**Kurze Aufgabe A**
Ermittle in den Zeilen weiter unten jede Zeile, die die Zeichenfolge "HIARAN" enthält, und schreibe diese Zeilen unverändert ab.

Wissenschaftliche Begleitung der Planungsphase der Holzbauprojekte "Mühlweg"

Zielsetzung

Mit dem Bauträgerwettbewerb "Mühlweg" hat die Stadt Wien mit der Holz- und Holzmischbauweise einen neuen Schwerpunkt gesetzt. Diese Bauweisen stellen am Wiener mehrgeschoßigen Wohnungsmarkt eine Neuheit dar. Gerade im städtischen Umfeld ist die Kombination von Holzelementen mit mineralischen Bauteilen eine zukunftsträchtige Bauweise. Die Möglichkeiten der Vorfertigung und die dadurch verkürzte Bauzeit, die geringe Baurestfeuchte, sowie die ökologischen Vorteile des Holzbaus werden in Zukunft eine größere Rolle spielen.

Da im urbanen Umfeld kaum Erfahrungen mit der Holz-Mischbauweise vorliegen, wurde die Holzforschung Austria von der MA50 beauftragt, die drei Gewinnerteams während der Planungsphase zu unterstützen. Ziel ist es, möglichst frühzeitig in den Planungsprozess integriert zu werden und bei holzbauspezifischen Fragestellungen die Erfahrungen der Prüf- und Überwachungstätigkeit sowie Ergebnisse aus Forschungsvorhaben einbringen zu können. Diese Betreuung garantiert einen hohen Qualitätsstandard der Pilotprojekte.

**Gezeigtes Material**
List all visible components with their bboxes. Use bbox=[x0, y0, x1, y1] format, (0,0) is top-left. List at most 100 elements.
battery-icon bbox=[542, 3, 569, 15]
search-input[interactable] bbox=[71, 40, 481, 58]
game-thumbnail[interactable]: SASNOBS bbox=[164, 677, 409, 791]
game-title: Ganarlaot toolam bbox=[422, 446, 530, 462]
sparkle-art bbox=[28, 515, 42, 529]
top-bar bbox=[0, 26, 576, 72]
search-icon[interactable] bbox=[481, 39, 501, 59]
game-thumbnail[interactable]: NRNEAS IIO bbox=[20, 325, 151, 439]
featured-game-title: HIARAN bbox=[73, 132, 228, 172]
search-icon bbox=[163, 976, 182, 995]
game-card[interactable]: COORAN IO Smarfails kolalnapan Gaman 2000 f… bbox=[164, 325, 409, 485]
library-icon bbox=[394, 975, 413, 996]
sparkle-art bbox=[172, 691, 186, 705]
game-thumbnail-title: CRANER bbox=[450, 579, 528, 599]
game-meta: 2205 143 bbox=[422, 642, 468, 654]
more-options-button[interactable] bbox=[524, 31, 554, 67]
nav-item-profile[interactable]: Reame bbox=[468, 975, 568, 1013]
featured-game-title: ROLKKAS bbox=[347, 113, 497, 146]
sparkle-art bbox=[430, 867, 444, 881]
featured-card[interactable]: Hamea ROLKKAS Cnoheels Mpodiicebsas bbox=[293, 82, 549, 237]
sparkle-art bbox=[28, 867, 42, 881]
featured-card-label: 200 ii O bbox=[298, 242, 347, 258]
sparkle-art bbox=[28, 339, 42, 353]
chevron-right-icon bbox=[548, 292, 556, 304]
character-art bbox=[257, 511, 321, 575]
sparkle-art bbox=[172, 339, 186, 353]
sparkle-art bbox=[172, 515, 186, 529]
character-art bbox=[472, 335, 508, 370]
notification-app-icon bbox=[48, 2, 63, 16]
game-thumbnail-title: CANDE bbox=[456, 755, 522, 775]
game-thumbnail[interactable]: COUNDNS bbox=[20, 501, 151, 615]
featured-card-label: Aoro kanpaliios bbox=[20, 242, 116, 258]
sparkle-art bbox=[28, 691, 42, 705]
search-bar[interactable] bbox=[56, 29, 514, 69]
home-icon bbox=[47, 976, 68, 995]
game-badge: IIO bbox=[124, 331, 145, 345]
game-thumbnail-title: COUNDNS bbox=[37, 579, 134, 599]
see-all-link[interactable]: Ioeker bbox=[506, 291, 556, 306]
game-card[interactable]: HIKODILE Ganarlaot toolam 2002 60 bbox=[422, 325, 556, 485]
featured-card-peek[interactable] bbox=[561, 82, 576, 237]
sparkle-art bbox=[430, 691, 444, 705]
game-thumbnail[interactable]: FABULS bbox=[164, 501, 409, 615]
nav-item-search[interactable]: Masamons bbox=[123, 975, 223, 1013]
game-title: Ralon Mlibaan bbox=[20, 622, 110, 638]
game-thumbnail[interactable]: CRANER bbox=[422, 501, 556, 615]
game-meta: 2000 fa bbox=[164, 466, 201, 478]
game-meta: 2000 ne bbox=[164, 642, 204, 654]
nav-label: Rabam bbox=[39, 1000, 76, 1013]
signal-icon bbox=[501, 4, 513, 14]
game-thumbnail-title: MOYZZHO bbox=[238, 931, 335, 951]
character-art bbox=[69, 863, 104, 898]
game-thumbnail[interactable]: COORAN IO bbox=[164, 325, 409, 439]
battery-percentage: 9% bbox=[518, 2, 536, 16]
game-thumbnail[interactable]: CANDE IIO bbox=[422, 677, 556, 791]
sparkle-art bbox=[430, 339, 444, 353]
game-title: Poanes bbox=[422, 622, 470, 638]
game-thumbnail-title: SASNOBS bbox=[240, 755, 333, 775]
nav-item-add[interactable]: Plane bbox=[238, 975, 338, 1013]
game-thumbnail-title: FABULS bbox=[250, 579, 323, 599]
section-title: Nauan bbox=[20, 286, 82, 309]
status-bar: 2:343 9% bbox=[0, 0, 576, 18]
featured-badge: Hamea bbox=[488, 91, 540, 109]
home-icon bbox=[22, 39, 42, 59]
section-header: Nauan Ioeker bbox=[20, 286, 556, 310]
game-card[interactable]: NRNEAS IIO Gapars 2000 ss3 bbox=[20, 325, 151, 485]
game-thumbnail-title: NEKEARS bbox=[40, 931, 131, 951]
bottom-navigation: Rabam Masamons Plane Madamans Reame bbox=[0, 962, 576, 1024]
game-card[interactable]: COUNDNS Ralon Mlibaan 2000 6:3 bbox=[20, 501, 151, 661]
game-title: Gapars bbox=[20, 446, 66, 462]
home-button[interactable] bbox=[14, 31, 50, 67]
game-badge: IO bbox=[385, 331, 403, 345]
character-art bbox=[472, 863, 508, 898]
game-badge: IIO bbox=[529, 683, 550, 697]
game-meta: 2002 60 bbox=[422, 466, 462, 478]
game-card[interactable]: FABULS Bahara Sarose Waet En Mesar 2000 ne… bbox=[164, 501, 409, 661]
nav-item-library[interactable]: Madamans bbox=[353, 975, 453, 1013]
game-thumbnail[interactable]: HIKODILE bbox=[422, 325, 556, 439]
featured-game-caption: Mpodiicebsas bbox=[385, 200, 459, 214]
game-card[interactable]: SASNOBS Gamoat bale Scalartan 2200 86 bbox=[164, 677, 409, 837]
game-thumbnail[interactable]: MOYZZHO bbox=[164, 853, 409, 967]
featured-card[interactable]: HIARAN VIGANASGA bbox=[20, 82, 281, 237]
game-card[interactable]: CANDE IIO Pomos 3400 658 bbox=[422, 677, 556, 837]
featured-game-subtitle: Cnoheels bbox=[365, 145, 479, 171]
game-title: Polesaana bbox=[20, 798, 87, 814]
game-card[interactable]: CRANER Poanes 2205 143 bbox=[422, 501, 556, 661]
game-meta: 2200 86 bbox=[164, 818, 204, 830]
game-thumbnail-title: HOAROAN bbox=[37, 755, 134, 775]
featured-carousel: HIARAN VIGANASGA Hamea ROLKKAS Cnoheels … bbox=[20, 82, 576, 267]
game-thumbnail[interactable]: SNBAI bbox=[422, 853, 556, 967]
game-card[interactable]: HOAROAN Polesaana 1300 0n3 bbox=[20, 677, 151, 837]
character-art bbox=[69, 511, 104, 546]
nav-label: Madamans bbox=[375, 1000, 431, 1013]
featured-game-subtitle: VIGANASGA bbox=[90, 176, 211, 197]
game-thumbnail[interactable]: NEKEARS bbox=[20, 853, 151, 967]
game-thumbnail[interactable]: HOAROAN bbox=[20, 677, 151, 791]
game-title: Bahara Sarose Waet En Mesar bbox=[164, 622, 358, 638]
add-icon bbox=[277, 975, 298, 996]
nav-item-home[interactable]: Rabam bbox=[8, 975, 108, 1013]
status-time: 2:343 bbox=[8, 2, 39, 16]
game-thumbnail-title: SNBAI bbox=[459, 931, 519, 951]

* * *

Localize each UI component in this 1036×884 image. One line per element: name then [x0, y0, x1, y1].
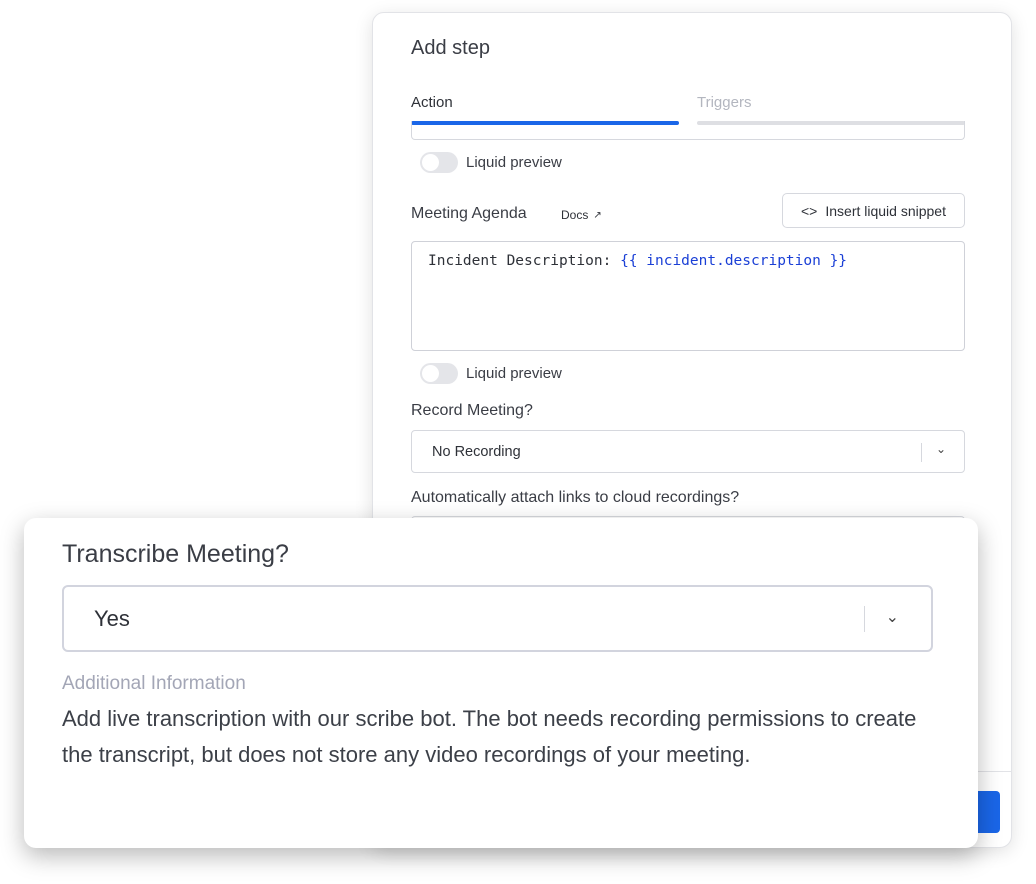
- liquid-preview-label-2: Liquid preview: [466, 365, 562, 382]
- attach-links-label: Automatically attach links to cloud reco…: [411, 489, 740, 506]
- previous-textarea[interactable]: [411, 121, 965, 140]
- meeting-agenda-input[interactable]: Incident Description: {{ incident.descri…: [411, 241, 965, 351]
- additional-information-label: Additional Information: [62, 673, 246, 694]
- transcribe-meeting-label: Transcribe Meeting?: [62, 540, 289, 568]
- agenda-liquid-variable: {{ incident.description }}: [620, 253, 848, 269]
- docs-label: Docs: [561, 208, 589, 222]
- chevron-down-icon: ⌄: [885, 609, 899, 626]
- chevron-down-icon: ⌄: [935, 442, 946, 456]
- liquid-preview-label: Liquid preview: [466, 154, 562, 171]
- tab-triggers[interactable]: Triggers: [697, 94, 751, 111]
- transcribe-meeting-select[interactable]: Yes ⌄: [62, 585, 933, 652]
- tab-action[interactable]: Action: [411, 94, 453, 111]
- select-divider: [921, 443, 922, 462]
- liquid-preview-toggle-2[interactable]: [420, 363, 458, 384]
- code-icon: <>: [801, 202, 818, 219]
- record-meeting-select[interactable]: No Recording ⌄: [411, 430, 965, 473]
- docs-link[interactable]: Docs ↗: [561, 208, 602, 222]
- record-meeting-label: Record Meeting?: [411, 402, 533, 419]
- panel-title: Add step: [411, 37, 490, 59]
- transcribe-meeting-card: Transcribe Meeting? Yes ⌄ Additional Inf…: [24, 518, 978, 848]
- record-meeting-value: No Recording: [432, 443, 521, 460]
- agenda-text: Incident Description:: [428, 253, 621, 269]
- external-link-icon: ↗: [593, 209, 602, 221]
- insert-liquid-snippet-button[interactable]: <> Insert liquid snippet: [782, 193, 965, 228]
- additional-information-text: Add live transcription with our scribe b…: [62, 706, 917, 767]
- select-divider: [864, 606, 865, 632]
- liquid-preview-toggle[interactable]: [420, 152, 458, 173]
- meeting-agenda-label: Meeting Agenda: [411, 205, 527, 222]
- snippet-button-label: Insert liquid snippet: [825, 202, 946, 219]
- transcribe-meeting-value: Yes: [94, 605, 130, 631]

==

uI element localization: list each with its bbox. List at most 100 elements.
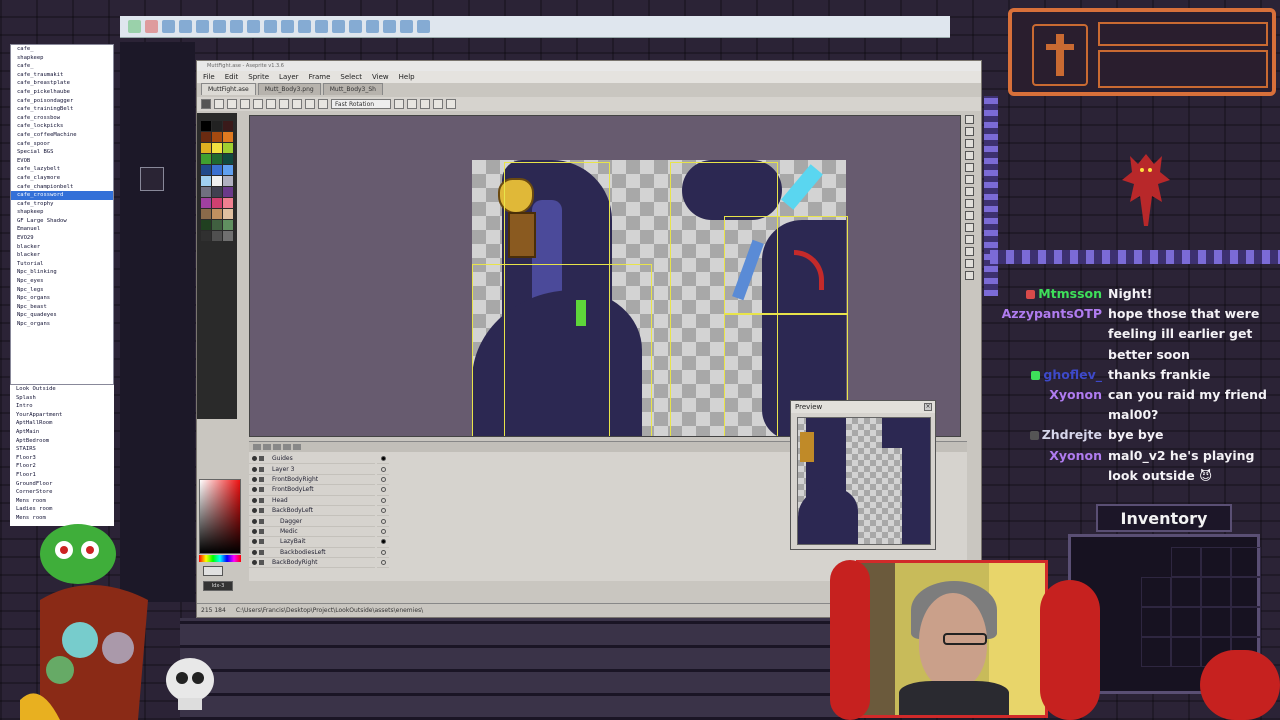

**Kurze Aufgabe B**
Wer beauftragte laut dem Dokumentabschnitt die Holzforschung Austria, die drei Gewinnerteams während der Planungsphase zu unterstützen?

**Richtiges Ergebnis A**
featured-game-title: HIARAN bbox=[73, 132, 228, 172]
featured-card[interactable]: HIARAN VIGANASGA bbox=[20, 82, 281, 237]
featured-carousel: HIARAN VIGANASGA Hamea ROLKKAS Cnoheels … bbox=[20, 82, 576, 267]

**Richtiges Ergebnis B**
Die MA50.